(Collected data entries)
----

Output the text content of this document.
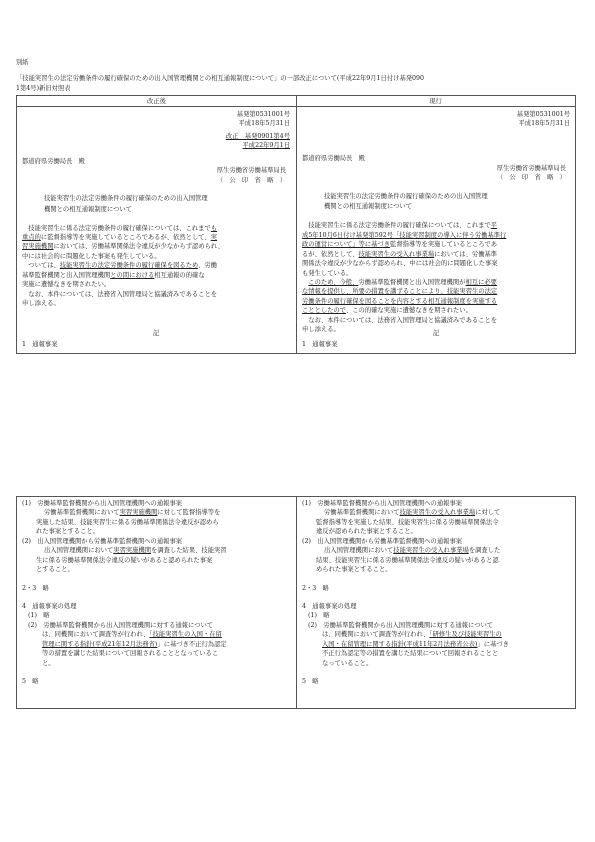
別紙
「技能実習生の法定労働条件の履行確保のための出入国管理機関との相互通報制度について」の一部改正について(平成22年9月1日付け基発090
1第4号)新旧対照表
改正後	現行
基発第0531001号
平成18年5月31日
改正　基発0901第4号
平成22年9月1日
都道府県労働局長　殿
厚生労働省労働基準局長
（　公　印　省　略　）
技能実習生の法定労働条件の履行確保のための出入国管理
機関との相互通報制度について
技能実習生に係る法定労働条件の履行確保については、これまでも
重点的に監督指導等を実施しているところであるが、依然として、実
習実施機関においては、労働基準関係法令違反が少なからず認められ、
中には社会的に問題化した事案も発生している。
ついては、技能実習生の法定労働条件の履行確保を図るため、労働
基準監督機関と出入国管理機関との間における相互通報の的確な
実施に遺憾なきを期されたい。
なお、本件については、法務省入国管理局と協議済みであることを
申し添える。
基発第0531001号
平成18年5月31日
都道府県労働局長　殿
厚生労働省労働基準局長
（　公　印　省　略　）
技能実習生の法定労働条件の履行確保のための出入国管理
機関との相互通報制度について
技能実習生に係る法定労働条件の履行確保については、これまで平
成5年10月6日付け基発第592号「技能実習制度の導入に伴う労働基準行
政の運営について」等に基づき監督指導等を実施しているところであ
るが、依然として、技能実習生の受入れ事業場においては、労働基準
関係法令違反が少なからず認められ、中には社会的に問題化した事案
も発生している。
このため、今般、労働基準監督機関と出入国管理機関が相互に必要
な情報を提供し、所要の措置を講ずることにより、技能実習生の法定
労働条件の履行確保を図ることを内容とする相互通報制度を実施する
こととしたので、この的確な実施に遺憾なきを期されたい。
なお、本件については、法務省入国管理局と協議済みであることを
申し添える。
記
1　通報事案
記
1　通報事案
(1)　労働基準監督機関から出入国管理機関への通報事案
労働基準監督機関において実習実施機関に対して監督指導等を
実施した結果、技能実習生に係る労働基準関係法令違反が認めら
れた事案とすること。
(2)　出入国管理機関から労働基準監督機関への通報事案
出入国管理機関において実習実施機関を調査した結果、技能実習
生に係る労働基準関係法令違反の疑いがあると認められた事案
とすること。
2・3　略
4　通報事案の処理
(1)　略
(2)　労働基準監督機関から出入国管理機関に対する通報について
は、同機関において調査等が行われ、「技能実習生の入国・在留
管理に関する指針(平成21年12月法務省)」に基づき不正行為認定
等の措置を講じた結果について回報されることとなっているこ
と。
5　略
(1)　労働基準監督機関から出入国管理機関への通報事案
労働基準監督機関において技能実習生の受入れ事業場に対して
監督指導等を実施した結果、技能実習生に係る労働基準関係法令
違反が認められた事案とすること。
(2)　出入国管理機関から労働基準監督機関への通報事案
出入国管理機関において技能実習生の受入れ事業場を調査した
結果、技能実習生に係る労働基準関係法令違反の疑いがあると認
められた事案とすること。
2・3　略
4　通報事案の処理
(1)　略
(2)　労働基準監督機関から出入国管理機関に対する通報について
は、同機関において調査等が行われ、「研修生及び技能実習生の
入国・在留管理に関する指針(平成11年2月法務省公表)」に基づき
不正行為認定等の措置を講じた結果について回報されることと
なっていること。
5　略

----

**What the task asks**
Can you retype every record above exactly, leaving out the pictures?

**Exercise solution**
Output the text content of this document.
別紙
「技能実習生の法定労働条件の履行確保のための出入国管理機関との相互通報制度について」の一部改正について(平成22年9月1日付け基発090
1第4号)新旧対照表
改正後	現行
基発第0531001号
平成18年5月31日
改正　基発0901第4号
平成22年9月1日
都道府県労働局長　殿
厚生労働省労働基準局長
（　公　印　省　略　）
技能実習生の法定労働条件の履行確保のための出入国管理
機関との相互通報制度について
技能実習生に係る法定労働条件の履行確保については、これまでも
重点的に監督指導等を実施しているところであるが、依然として、実
習実施機関においては、労働基準関係法令違反が少なからず認められ、
中には社会的に問題化した事案も発生している。
ついては、技能実習生の法定労働条件の履行確保を図るため、労働
基準監督機関と出入国管理機関との間における相互通報の的確な
実施に遺憾なきを期されたい。
なお、本件については、法務省入国管理局と協議済みであることを
申し添える。
基発第0531001号
平成18年5月31日
都道府県労働局長　殿
厚生労働省労働基準局長
（　公　印　省　略　）
技能実習生の法定労働条件の履行確保のための出入国管理
機関との相互通報制度について
技能実習生に係る法定労働条件の履行確保については、これまで平
成5年10月6日付け基発第592号「技能実習制度の導入に伴う労働基準行
政の運営について」等に基づき監督指導等を実施しているところであ
るが、依然として、技能実習生の受入れ事業場においては、労働基準
関係法令違反が少なからず認められ、中には社会的に問題化した事案
も発生している。
このため、今般、労働基準監督機関と出入国管理機関が相互に必要
な情報を提供し、所要の措置を講ずることにより、技能実習生の法定
労働条件の履行確保を図ることを内容とする相互通報制度を実施する
こととしたので、この的確な実施に遺憾なきを期されたい。
なお、本件については、法務省入国管理局と協議済みであることを
申し添える。
記
1　通報事案
記
1　通報事案
(1)　労働基準監督機関から出入国管理機関への通報事案
労働基準監督機関において実習実施機関に対して監督指導等を
実施した結果、技能実習生に係る労働基準関係法令違反が認めら
れた事案とすること。
(2)　出入国管理機関から労働基準監督機関への通報事案
出入国管理機関において実習実施機関を調査した結果、技能実習
生に係る労働基準関係法令違反の疑いがあると認められた事案
とすること。
2・3　略
4　通報事案の処理
(1)　略
(2)　労働基準監督機関から出入国管理機関に対する通報について
は、同機関において調査等が行われ、「技能実習生の入国・在留
管理に関する指針(平成21年12月法務省)」に基づき不正行為認定
等の措置を講じた結果について回報されることとなっているこ
と。
5　略
(1)　労働基準監督機関から出入国管理機関への通報事案
労働基準監督機関において技能実習生の受入れ事業場に対して
監督指導等を実施した結果、技能実習生に係る労働基準関係法令
違反が認められた事案とすること。
(2)　出入国管理機関から労働基準監督機関への通報事案
出入国管理機関において技能実習生の受入れ事業場を調査した
結果、技能実習生に係る労働基準関係法令違反の疑いがあると認
められた事案とすること。
2・3　略
4　通報事案の処理
(1)　略
(2)　労働基準監督機関から出入国管理機関に対する通報について
は、同機関において調査等が行われ、「研修生及び技能実習生の
入国・在留管理に関する指針(平成11年2月法務省公表)」に基づき
不正行為認定等の措置を講じた結果について回報されることと
なっていること。
5　略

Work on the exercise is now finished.